The task
Tally the lines that include "icon". Output the number only.

--- Material provided ---

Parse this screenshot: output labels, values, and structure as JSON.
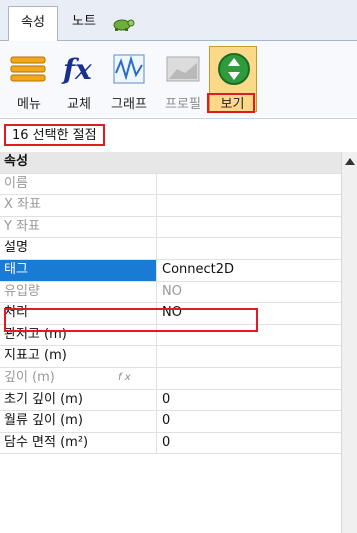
{
  "tabs": [
    {
      "label": "속성"
    },
    {
      "label": "노트"
    },
    {
      "icon": "turtle-icon"
    }
  ],
  "toolbar": {
    "buttons": [
      {
        "label": "메뉴",
        "icon": "menu-icon"
      },
      {
        "label": "교체",
        "icon": "fx-icon"
      },
      {
        "label": "그래프",
        "icon": "graph-icon"
      },
      {
        "label": "프로필",
        "icon": "profile-icon"
      },
      {
        "label": "보기",
        "icon": "view-icon"
      }
    ]
  },
  "selection": {
    "text": "16 선택한 절점"
  },
  "grid": {
    "section": "속성",
    "rows": [
      {
        "name": "이름",
        "value": ""
      },
      {
        "name": "X 좌표",
        "value": ""
      },
      {
        "name": "Y 좌표",
        "value": ""
      },
      {
        "name": "설명",
        "value": ""
      },
      {
        "name": "태그",
        "value": "Connect2D"
      },
      {
        "name": "유입량",
        "value": "NO"
      },
      {
        "name": "처리",
        "value": "NO"
      },
      {
        "name": "관저고 (m)",
        "value": ""
      },
      {
        "name": "지표고 (m)",
        "value": ""
      },
      {
        "name": "깊이 (m)",
        "value": "",
        "note": "f x"
      },
      {
        "name": "초기 깊이 (m)",
        "value": "0"
      },
      {
        "name": "월류 깊이 (m)",
        "value": "0"
      },
      {
        "name": "담수 면적 (m²)",
        "value": "0"
      }
    ]
  },
  "colors": {
    "accent": "#1a7bd4",
    "highlight": "#e01b24",
    "button_active": "#fcd889"
  }
}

---

Result for this exercise
6